> **Aim of the task**:
Single out the lines of the material that contain "circulante" and copy them.

> **Stored data**:
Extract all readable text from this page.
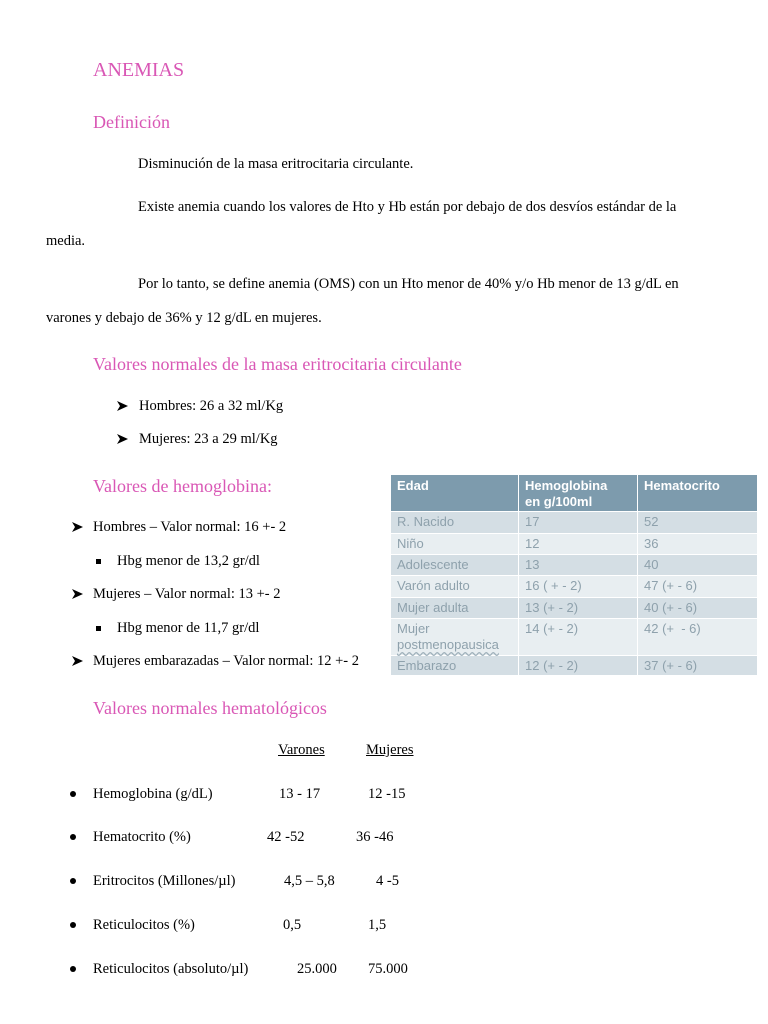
ANEMIAS
Definición
Disminución de la masa eritrocitaria circulante.
Existe anemia cuando los valores de Hto y Hb están por debajo de dos desvíos estándar de la
media.
Por lo tanto, se define anemia (OMS) con un Hto menor de 40% y/o Hb menor de 13 g/dL en
varones y debajo de 36% y 12 g/dL en mujeres.
Valores normales de la masa eritrocitaria circulante
Hombres: 26 a 32 ml/Kg
Mujeres: 23 a 29 ml/Kg
Valores de hemoglobina:
Hombres – Valor normal: 16 +- 2
Hbg menor de 13,2 gr/dl
Mujeres – Valor normal: 13 +- 2
Hbg menor de 11,7 gr/dl
Mujeres embarazadas – Valor normal: 12 +- 2
Edad	Hemoglobina en g/100ml	Hematocrito
R. Nacido	17	52
Niño	12	36
Adolescente	13	40
Varón adulto	16 ( + - 2)	47 (+ - 6)
Mujer adulta	13 (+ - 2)	40 (+ - 6)
Mujer
postmenopausica	14 (+ - 2)	42 (+  - 6)
Embarazo	12 (+ - 2)	37 (+ - 6)
Valores normales hematológicos
Varones	Mujeres
Hemoglobina (g/dL)	13 - 17	12 -15
Hematocrito (%)	42 -52	36 -46
Eritrocitos (Millones/µl)	4,5 – 5,8	4 -5
Reticulocitos (%)	0,5	1,5
Reticulocitos (absoluto/µl)	25.000 75.000
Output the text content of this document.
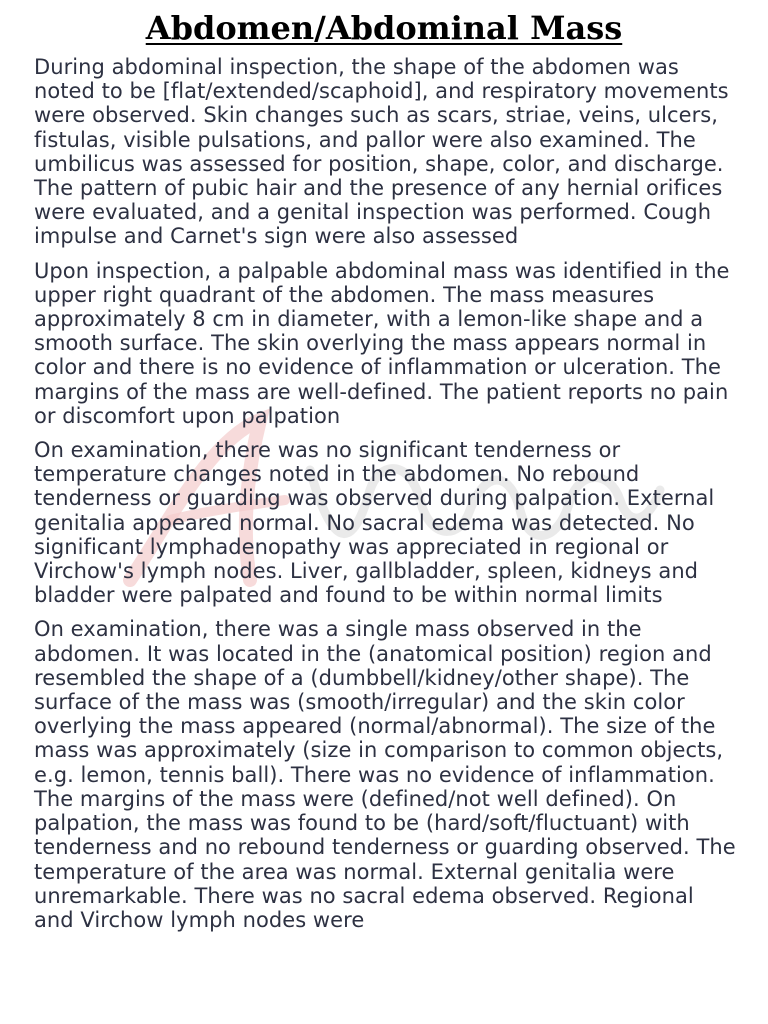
Abdomen/Abdominal Mass

During abdominal inspection, the shape of the abdomen was noted to be [flat/extended/scaphoid], and respiratory movements were observed. Skin changes such as scars, striae, veins, ulcers, fistulas, visible pulsations, and pallor were also examined. The umbilicus was assessed for position, shape, color, and discharge. The pattern of pubic hair and the presence of any hernial orifices were evaluated, and a genital inspection was performed. Cough impulse and Carnet's sign were also assessed

Upon inspection, a palpable abdominal mass was identified in the upper right quadrant of the abdomen. The mass measures approximately 8 cm in diameter, with a lemon-like shape and a smooth surface. The skin overlying the mass appears normal in color and there is no evidence of inflammation or ulceration. The margins of the mass are well-defined. The patient reports no pain or discomfort upon palpation

On examination, there was no significant tenderness or temperature changes noted in the abdomen. No rebound tenderness or guarding was observed during palpation. External genitalia appeared normal. No sacral edema was detected. No significant lymphadenopathy was appreciated in regional or Virchow's lymph nodes. Liver, gallbladder, spleen, kidneys and bladder were palpated and found to be within normal limits

On examination, there was a single mass observed in the abdomen. It was located in the (anatomical position) region and resembled the shape of a (dumbbell/kidney/other shape). The surface of the mass was (smooth/irregular) and the skin color overlying the mass appeared (normal/abnormal). The size of the mass was approximately (size in comparison to common objects, e.g. lemon, tennis ball). There was no evidence of inflammation. The margins of the mass were (defined/not well defined). On palpation, the mass was found to be (hard/soft/fluctuant) with tenderness and no rebound tenderness or guarding observed. The temperature of the area was normal. External genitalia were unremarkable. There was no sacral edema observed. Regional and Virchow lymph nodes were
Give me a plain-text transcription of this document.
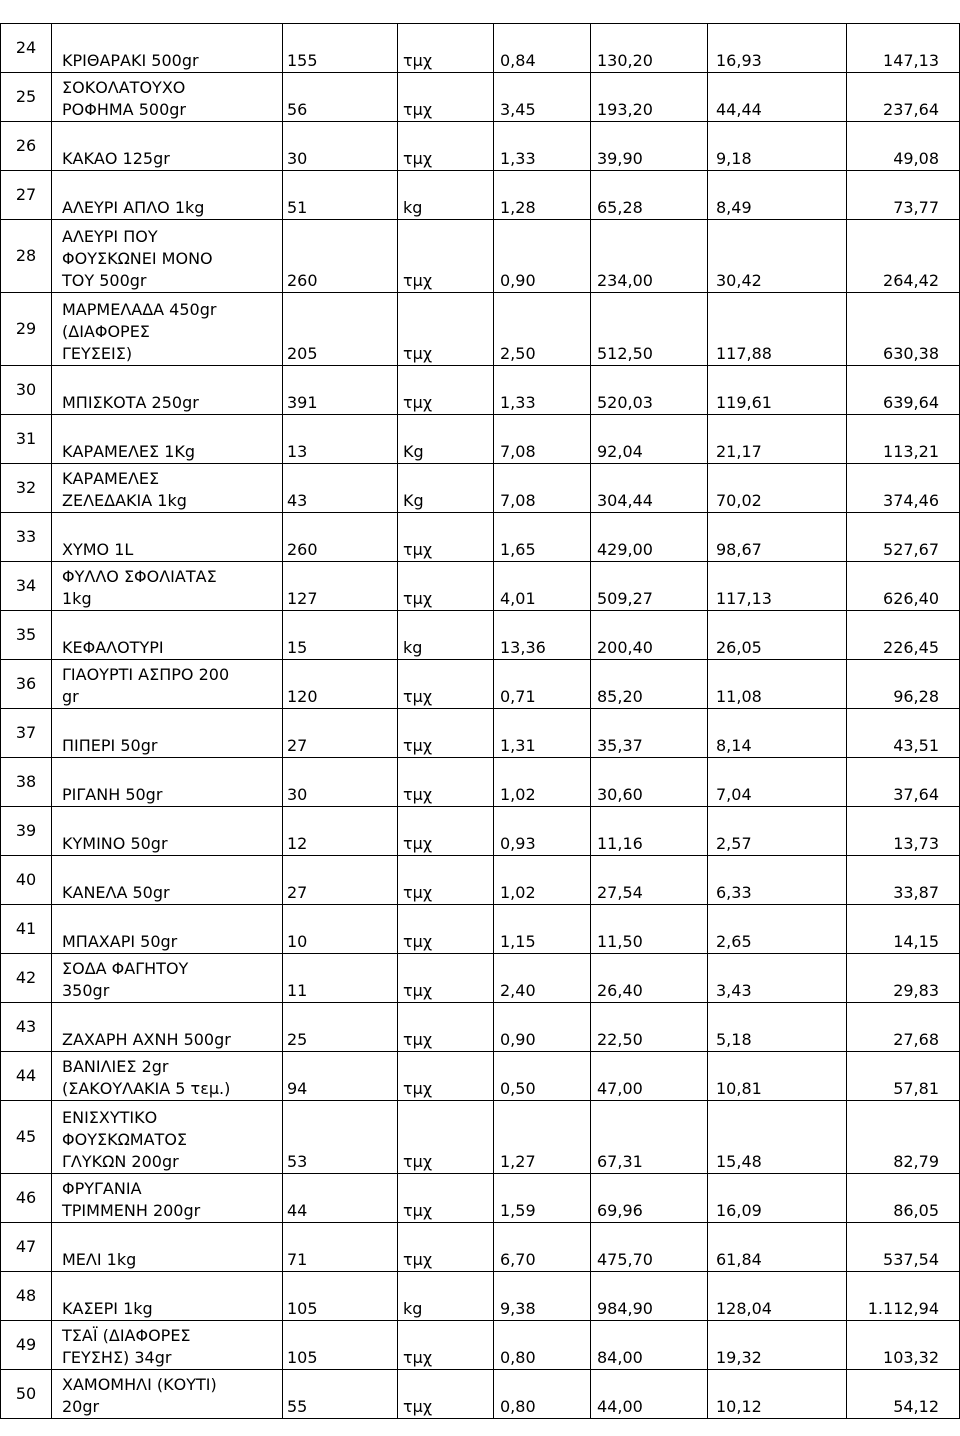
24	ΚΡΙΘΑΡΑΚΙ 500gr	155	τμχ	0,84	130,20	16,93	147,13
25	ΣΟΚΟΛΑΤΟΥΧΟ
ΡΟΦΗΜΑ 500gr	56	τμχ	3,45	193,20	44,44	237,64
26	ΚΑΚΑΟ 125gr	30	τμχ	1,33	39,90	9,18	49,08
27	ΑΛΕΥΡΙ ΑΠΛΟ 1kg	51	kg	1,28	65,28	8,49	73,77
28	ΑΛΕΥΡΙ ΠΟΥ
ΦΟΥΣΚΩΝΕΙ ΜΟΝΟ
ΤΟΥ 500gr	260	τμχ	0,90	234,00	30,42	264,42
29	ΜΑΡΜΕΛΑΔΑ 450gr
(ΔΙΑΦΟΡΕΣ
ΓΕΥΣΕΙΣ)	205	τμχ	2,50	512,50	117,88	630,38
30	ΜΠΙΣΚΟΤΑ 250gr	391	τμχ	1,33	520,03	119,61	639,64
31	ΚΑΡΑΜΕΛΕΣ 1Kg	13	Kg	7,08	92,04	21,17	113,21
32	ΚΑΡΑΜΕΛΕΣ
ΖΕΛΕΔΑΚΙΑ 1kg	43	Kg	7,08	304,44	70,02	374,46
33	ΧΥΜΟ 1L	260	τμχ	1,65	429,00	98,67	527,67
34	ΦΥΛΛΟ ΣΦΟΛΙΑΤΑΣ
1kg	127	τμχ	4,01	509,27	117,13	626,40
35	ΚΕΦΑΛΟΤΥΡΙ	15	kg	13,36	200,40	26,05	226,45
36	ΓΙΑΟΥΡΤΙ ΑΣΠΡΟ 200
gr	120	τμχ	0,71	85,20	11,08	96,28
37	ΠΙΠΕΡΙ 50gr	27	τμχ	1,31	35,37	8,14	43,51
38	ΡΙΓΑΝΗ 50gr	30	τμχ	1,02	30,60	7,04	37,64
39	ΚΥΜΙΝΟ 50gr	12	τμχ	0,93	11,16	2,57	13,73
40	ΚΑΝΕΛΑ 50gr	27	τμχ	1,02	27,54	6,33	33,87
41	ΜΠΑΧΑΡΙ 50gr	10	τμχ	1,15	11,50	2,65	14,15
42	ΣΟΔΑ ΦΑΓΗΤΟΥ
350gr	11	τμχ	2,40	26,40	3,43	29,83
43	ΖΑΧΑΡΗ ΑΧΝΗ 500gr	25	τμχ	0,90	22,50	5,18	27,68
44	ΒΑΝΙΛΙΕΣ 2gr
(ΣΑΚΟΥΛΑΚΙΑ 5 τεμ.)	94	τμχ	0,50	47,00	10,81	57,81
45	ΕΝΙΣΧΥΤΙΚΟ
ΦΟΥΣΚΩΜΑΤΟΣ
ΓΛΥΚΩΝ 200gr	53	τμχ	1,27	67,31	15,48	82,79
46	ΦΡΥΓΑΝΙΑ
ΤΡΙΜΜΕΝΗ 200gr	44	τμχ	1,59	69,96	16,09	86,05
47	ΜΕΛΙ 1kg	71	τμχ	6,70	475,70	61,84	537,54
48	ΚΑΣΕΡΙ 1kg	105	kg	9,38	984,90	128,04	1.112,94
49	ΤΣΑΪ (ΔΙΑΦΟΡΕΣ
ΓΕΥΣΗΣ) 34gr	105	τμχ	0,80	84,00	19,32	103,32
50	ΧΑΜΟΜΗΛΙ (ΚΟΥΤΙ)
20gr	55	τμχ	0,80	44,00	10,12	54,12
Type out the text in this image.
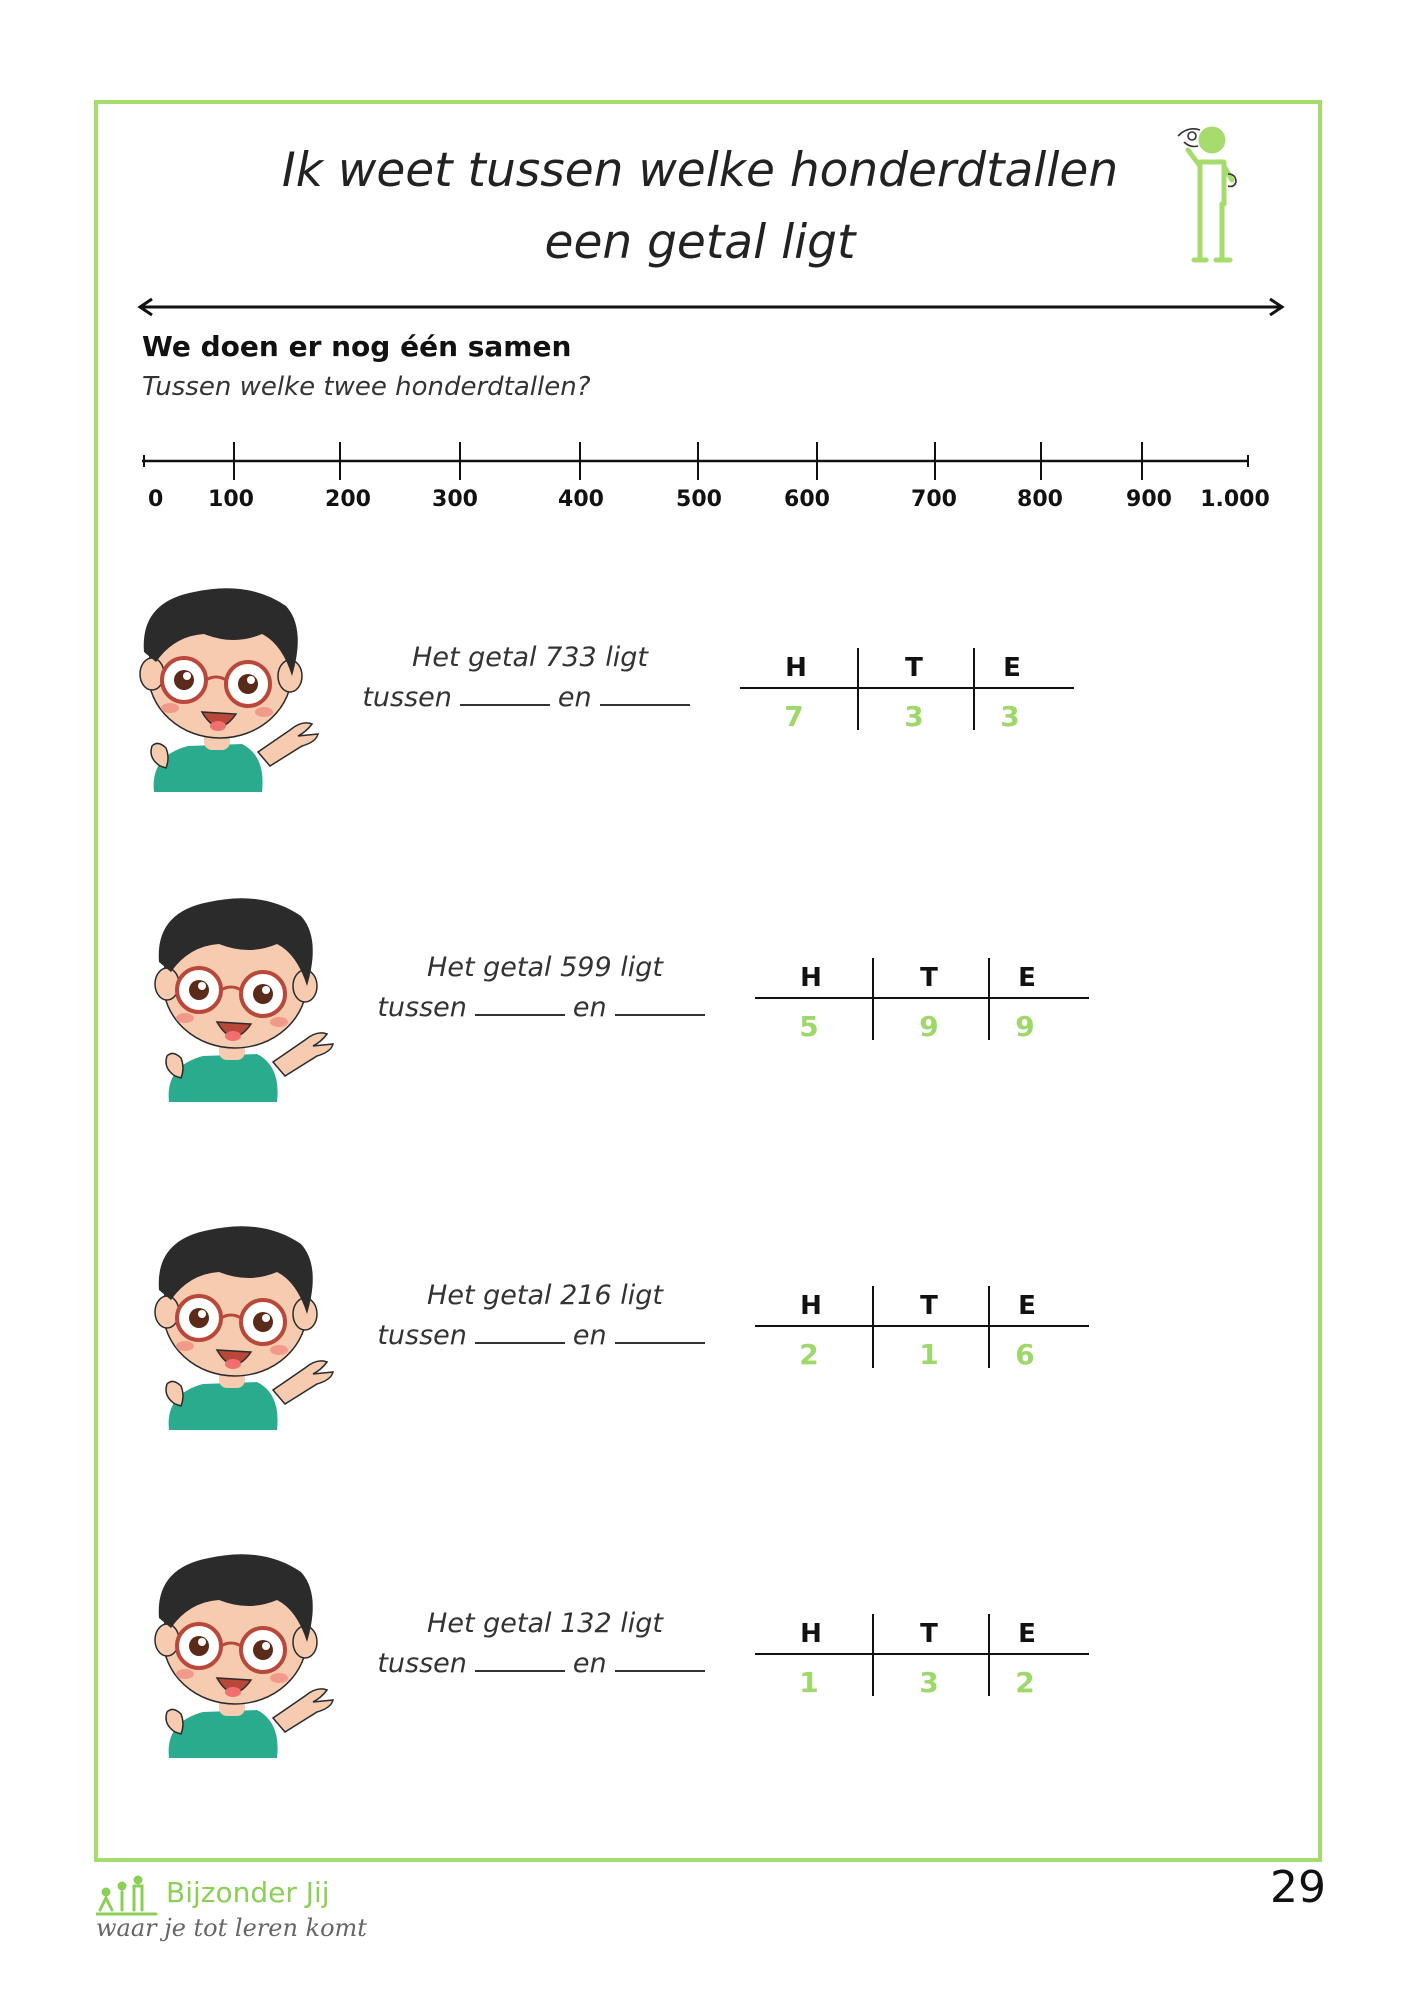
Ik weet tussen welke honderdtallen
een getal ligt
We doen er nog één samen
Tussen welke twee honderdtallen?
0 100	200	300	400	500	600	700	800	900 1.000
Het getal 733 ligt
tussen	en
H	T	E
7	3	3
Het getal 599 ligt
tussen	en
H	T	E
5	9	9
Het getal 216 ligt
tussen	en
H	T	E
2	1	6
Het getal 132 ligt
tussen	en
H	T	E
1	3	2
Bijzonder Jij
waar je tot leren komt
29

> **Complete response**:
Disminución de la masa eritrocitaria circulante.
Valores normales de la masa eritrocitaria circulante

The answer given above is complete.